*Problem details:*
How many lines in these records hold the string "title"? Reply with the number alone.

*Data records:*
--------

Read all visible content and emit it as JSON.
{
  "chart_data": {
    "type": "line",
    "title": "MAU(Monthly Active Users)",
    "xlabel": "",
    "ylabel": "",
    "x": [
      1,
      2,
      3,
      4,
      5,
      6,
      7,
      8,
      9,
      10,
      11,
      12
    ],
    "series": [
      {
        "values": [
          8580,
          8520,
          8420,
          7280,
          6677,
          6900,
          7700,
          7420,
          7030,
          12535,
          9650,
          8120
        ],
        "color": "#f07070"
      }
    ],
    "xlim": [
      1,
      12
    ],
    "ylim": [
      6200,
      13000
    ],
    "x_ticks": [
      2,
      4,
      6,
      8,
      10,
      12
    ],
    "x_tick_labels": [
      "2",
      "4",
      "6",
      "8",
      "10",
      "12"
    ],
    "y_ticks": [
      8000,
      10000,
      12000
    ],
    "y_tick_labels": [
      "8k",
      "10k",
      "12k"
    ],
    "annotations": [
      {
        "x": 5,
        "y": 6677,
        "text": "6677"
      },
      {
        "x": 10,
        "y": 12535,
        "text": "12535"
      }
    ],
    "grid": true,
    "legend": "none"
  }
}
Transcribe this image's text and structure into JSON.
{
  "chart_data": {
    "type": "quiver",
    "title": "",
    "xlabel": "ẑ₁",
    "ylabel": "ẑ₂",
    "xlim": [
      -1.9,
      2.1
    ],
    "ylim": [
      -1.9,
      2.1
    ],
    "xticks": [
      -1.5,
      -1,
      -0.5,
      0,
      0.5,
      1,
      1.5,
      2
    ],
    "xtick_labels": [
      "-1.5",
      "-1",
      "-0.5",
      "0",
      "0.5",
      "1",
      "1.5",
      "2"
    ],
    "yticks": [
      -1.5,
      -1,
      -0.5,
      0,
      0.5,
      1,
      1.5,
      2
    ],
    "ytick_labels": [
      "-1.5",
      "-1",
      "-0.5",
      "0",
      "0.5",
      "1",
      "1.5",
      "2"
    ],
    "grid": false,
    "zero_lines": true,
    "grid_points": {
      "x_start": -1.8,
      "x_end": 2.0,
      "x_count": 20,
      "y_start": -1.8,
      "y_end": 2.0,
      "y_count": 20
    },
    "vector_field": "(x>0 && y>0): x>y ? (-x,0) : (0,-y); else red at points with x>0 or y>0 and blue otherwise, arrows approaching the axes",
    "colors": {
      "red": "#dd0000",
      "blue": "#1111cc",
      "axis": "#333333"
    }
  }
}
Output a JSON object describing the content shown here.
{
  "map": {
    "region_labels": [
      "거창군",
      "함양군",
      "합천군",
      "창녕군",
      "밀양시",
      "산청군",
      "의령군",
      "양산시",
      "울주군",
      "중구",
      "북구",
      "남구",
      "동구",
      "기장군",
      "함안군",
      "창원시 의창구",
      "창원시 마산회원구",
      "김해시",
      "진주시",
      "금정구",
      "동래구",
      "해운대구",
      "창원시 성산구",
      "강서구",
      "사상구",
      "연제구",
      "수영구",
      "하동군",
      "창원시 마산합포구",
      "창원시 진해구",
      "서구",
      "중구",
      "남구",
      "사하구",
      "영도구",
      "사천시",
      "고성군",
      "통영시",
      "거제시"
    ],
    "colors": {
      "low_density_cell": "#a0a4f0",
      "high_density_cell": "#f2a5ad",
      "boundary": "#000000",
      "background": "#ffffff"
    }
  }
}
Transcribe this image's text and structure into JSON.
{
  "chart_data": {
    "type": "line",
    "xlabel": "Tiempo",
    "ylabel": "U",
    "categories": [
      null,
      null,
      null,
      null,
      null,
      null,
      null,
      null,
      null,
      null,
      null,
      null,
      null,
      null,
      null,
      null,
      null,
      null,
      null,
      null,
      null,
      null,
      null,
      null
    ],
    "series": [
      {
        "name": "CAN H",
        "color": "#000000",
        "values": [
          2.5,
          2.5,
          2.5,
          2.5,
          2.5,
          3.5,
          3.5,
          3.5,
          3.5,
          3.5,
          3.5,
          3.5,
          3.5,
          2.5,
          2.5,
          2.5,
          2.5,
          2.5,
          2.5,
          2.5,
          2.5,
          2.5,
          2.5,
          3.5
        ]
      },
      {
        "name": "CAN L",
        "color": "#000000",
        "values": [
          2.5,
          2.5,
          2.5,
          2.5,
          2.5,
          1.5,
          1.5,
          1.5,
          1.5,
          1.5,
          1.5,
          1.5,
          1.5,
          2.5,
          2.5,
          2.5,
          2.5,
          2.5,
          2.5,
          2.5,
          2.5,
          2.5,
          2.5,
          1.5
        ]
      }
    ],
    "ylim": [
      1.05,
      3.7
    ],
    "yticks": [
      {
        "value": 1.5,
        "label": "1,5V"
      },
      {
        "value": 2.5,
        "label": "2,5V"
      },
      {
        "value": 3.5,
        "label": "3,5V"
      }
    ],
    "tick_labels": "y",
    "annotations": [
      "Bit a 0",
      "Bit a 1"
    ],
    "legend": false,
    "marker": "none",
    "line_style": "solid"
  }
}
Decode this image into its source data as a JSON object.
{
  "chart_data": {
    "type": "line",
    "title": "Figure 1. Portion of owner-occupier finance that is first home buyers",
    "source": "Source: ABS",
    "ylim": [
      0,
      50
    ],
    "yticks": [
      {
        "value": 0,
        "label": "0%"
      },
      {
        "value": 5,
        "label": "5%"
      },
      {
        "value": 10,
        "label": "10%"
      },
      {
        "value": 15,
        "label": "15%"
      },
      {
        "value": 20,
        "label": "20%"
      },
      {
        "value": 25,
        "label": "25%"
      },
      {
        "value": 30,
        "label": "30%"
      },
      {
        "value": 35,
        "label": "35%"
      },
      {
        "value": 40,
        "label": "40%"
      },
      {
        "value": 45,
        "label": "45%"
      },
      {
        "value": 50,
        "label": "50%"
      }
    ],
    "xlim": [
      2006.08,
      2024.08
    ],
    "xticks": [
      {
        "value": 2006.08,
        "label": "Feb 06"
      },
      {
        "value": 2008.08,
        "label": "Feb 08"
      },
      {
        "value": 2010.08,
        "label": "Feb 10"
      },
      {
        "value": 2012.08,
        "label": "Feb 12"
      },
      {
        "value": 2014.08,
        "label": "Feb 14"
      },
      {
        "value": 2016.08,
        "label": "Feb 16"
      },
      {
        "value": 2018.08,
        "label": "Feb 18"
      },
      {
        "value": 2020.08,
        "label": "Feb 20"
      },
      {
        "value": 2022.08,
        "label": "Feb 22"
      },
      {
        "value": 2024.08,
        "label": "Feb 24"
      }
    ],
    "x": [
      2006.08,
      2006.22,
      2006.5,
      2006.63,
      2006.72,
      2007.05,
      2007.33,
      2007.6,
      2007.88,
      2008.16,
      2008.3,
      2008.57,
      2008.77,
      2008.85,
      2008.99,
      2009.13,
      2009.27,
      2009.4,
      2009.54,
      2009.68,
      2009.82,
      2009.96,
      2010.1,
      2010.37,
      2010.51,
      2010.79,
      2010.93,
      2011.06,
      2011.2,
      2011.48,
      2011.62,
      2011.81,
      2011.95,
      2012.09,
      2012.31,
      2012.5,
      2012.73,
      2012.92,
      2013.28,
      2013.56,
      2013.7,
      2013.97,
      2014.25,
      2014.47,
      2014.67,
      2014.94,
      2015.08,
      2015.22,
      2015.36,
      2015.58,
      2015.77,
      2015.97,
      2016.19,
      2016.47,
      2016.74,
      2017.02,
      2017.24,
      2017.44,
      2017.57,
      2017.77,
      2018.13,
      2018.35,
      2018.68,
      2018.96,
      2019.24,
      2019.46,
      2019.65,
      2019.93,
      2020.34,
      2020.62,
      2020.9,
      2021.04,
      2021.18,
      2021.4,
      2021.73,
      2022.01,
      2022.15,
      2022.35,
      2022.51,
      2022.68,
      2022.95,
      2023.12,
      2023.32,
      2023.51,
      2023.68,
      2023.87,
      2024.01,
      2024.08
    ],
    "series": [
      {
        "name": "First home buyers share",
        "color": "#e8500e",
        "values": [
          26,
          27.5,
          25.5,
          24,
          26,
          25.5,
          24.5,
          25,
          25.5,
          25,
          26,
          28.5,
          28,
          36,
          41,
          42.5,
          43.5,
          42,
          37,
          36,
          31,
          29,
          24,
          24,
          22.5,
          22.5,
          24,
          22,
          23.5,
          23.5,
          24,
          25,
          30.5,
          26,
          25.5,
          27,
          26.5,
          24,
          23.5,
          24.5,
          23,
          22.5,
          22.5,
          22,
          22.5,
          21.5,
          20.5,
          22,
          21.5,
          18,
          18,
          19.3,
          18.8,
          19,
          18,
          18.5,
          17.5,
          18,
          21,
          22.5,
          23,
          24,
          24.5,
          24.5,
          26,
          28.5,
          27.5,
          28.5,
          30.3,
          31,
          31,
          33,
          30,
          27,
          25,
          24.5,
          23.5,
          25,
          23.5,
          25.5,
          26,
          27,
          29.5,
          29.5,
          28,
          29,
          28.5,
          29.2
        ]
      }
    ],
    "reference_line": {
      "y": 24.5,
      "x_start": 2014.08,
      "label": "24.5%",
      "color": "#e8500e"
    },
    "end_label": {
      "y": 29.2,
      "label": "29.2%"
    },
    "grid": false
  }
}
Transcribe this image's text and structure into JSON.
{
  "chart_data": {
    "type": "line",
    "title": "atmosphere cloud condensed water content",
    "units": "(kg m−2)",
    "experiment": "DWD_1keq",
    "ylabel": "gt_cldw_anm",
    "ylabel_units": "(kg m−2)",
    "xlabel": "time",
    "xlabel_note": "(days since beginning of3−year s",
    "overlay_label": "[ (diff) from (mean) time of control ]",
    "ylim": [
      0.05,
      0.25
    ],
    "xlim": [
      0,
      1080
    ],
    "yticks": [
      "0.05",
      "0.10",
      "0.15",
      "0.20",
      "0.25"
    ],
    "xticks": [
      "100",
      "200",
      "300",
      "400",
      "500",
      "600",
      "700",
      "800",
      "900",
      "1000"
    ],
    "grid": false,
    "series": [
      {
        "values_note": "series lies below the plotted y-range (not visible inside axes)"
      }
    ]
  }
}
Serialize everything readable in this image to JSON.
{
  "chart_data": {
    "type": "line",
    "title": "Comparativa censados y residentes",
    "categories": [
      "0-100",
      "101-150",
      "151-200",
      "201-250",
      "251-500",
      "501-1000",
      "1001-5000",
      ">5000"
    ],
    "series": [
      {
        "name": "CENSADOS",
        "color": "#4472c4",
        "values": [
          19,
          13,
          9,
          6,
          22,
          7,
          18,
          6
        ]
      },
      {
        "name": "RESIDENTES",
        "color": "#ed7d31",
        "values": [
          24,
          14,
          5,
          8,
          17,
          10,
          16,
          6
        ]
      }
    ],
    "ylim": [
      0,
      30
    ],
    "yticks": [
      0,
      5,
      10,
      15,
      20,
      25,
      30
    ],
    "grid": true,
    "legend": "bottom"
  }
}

--------

*Exercise answer:*
5